## The task
Give back the full listing verbatim, apart from its images.

[Extracts from a graphics dataset]
┌──

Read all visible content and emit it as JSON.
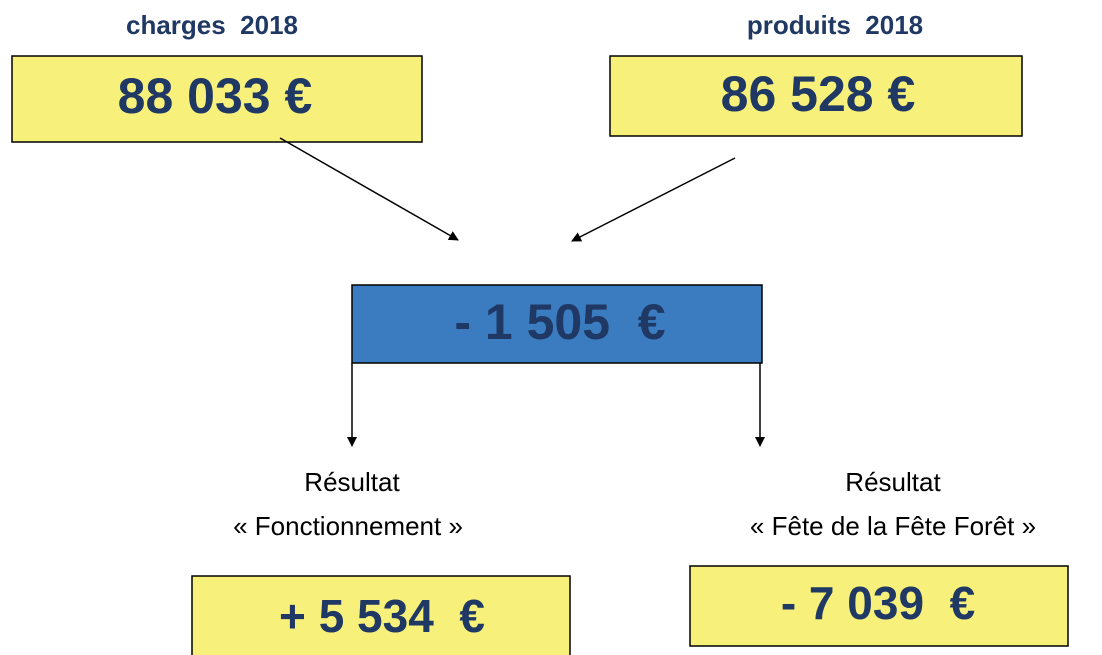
{
  "charges": {
    "label": "charges  2018",
    "amount": "88 033 €"
  },
  "produits": {
    "label": "produits  2018",
    "amount": "86 528 €"
  },
  "resultat": {
    "amount": "- 1 505  €"
  },
  "fonctionnement": {
    "title": "Résultat",
    "subtitle": "« Fonctionnement »",
    "amount": "+ 5 534  €"
  },
  "fete": {
    "title": "Résultat",
    "subtitle": "« Fête de la Fête Forêt »",
    "amount": "- 7 039  €"
  }
}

└──

## Correct output
Read all visible content and emit it as JSON.
{
  "charges": {
    "label": "charges  2018",
    "amount": "88 033 €"
  },
  "produits": {
    "label": "produits  2018",
    "amount": "86 528 €"
  },
  "resultat": {
    "amount": "- 1 505  €"
  },
  "fonctionnement": {
    "title": "Résultat",
    "subtitle": "« Fonctionnement »",
    "amount": "+ 5 534  €"
  },
  "fete": {
    "title": "Résultat",
    "subtitle": "« Fête de la Fête Forêt »",
    "amount": "- 7 039  €"
  }
}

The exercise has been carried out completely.